— Start Data shown —

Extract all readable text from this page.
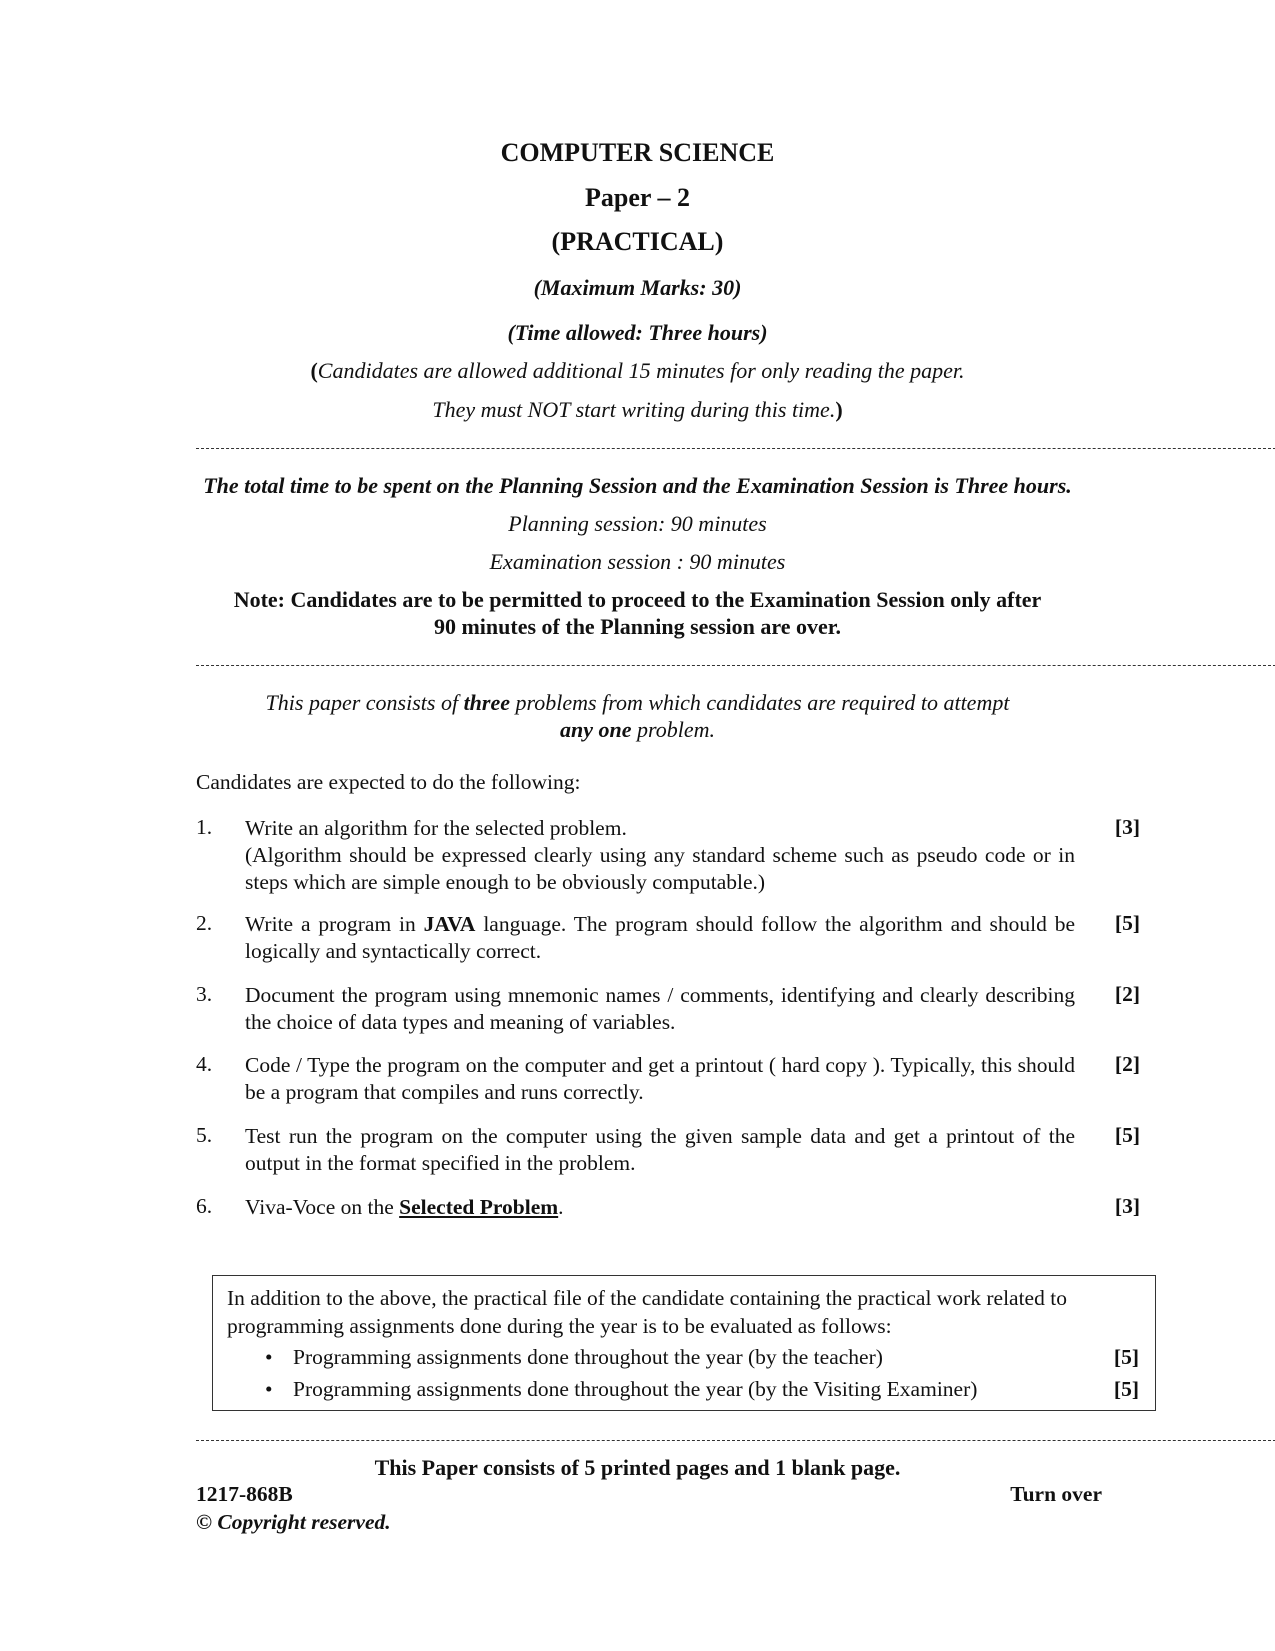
COMPUTER SCIENCE
Paper – 2
(PRACTICAL)
(Maximum Marks: 30)
(Time allowed: Three hours)
(Candidates are allowed additional 15 minutes for only reading the paper.
They must NOT start writing during this time.)
The total time to be spent on the Planning Session and the Examination Session is Three hours.
Planning session: 90 minutes
Examination session : 90 minutes
Note: Candidates are to be permitted to proceed to the Examination Session only after
90 minutes of the Planning session are over.
This paper consists of three problems from which candidates are required to attempt
any one problem.
Candidates are expected to do the following:
1. Write an algorithm for the selected problem.
(Algorithm should be expressed clearly using any standard scheme such as pseudo code or in steps which are simple enough to be obviously computable.)
[3]
2. Write a program in JAVA language. The program should follow the algorithm and should be logically and syntactically correct.
[5]
3. Document the program using mnemonic names / comments, identifying and clearly describing the choice of data types and meaning of variables.
[2]
4. Code / Type the program on the computer and get a printout ( hard copy ). Typically, this should be a program that compiles and runs correctly.
[2]
5. Test run the program on the computer using the given sample data and get a printout of the output in the format specified in the problem.
[5]
6. Viva-Voce on the Selected Problem.	[3]
In addition to the above, the practical file of the candidate containing the practical work related to programming assignments done during the year is to be evaluated as follows:
• Programming assignments done throughout the year (by the teacher)	[5]
• Programming assignments done throughout the year (by the Visiting Examiner)	[5]
This Paper consists of 5 printed pages and 1 blank page.
1217-868B	Turn over
© Copyright reserved.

— End Data shown —

Work instructions: Repeat each entry exactly. Pictures do not belong in the copy.

Output for this task:
Extract all readable text from this page.
COMPUTER SCIENCE
Paper – 2
(PRACTICAL)
(Maximum Marks: 30)
(Time allowed: Three hours)
(Candidates are allowed additional 15 minutes for only reading the paper.
They must NOT start writing during this time.)
The total time to be spent on the Planning Session and the Examination Session is Three hours.
Planning session: 90 minutes
Examination session : 90 minutes
Note: Candidates are to be permitted to proceed to the Examination Session only after
90 minutes of the Planning session are over.
This paper consists of three problems from which candidates are required to attempt
any one problem.
Candidates are expected to do the following:
1. Write an algorithm for the selected problem.
(Algorithm should be expressed clearly using any standard scheme such as pseudo code or in steps which are simple enough to be obviously computable.)
[3]
2. Write a program in JAVA language. The program should follow the algorithm and should be logically and syntactically correct.
[5]
3. Document the program using mnemonic names / comments, identifying and clearly describing the choice of data types and meaning of variables.
[2]
4. Code / Type the program on the computer and get a printout ( hard copy ). Typically, this should be a program that compiles and runs correctly.
[2]
5. Test run the program on the computer using the given sample data and get a printout of the output in the format specified in the problem.
[5]
6. Viva-Voce on the Selected Problem.	[3]
In addition to the above, the practical file of the candidate containing the practical work related to programming assignments done during the year is to be evaluated as follows:
• Programming assignments done throughout the year (by the teacher)	[5]
• Programming assignments done throughout the year (by the Visiting Examiner)	[5]
This Paper consists of 5 printed pages and 1 blank page.
1217-868B	Turn over
© Copyright reserved.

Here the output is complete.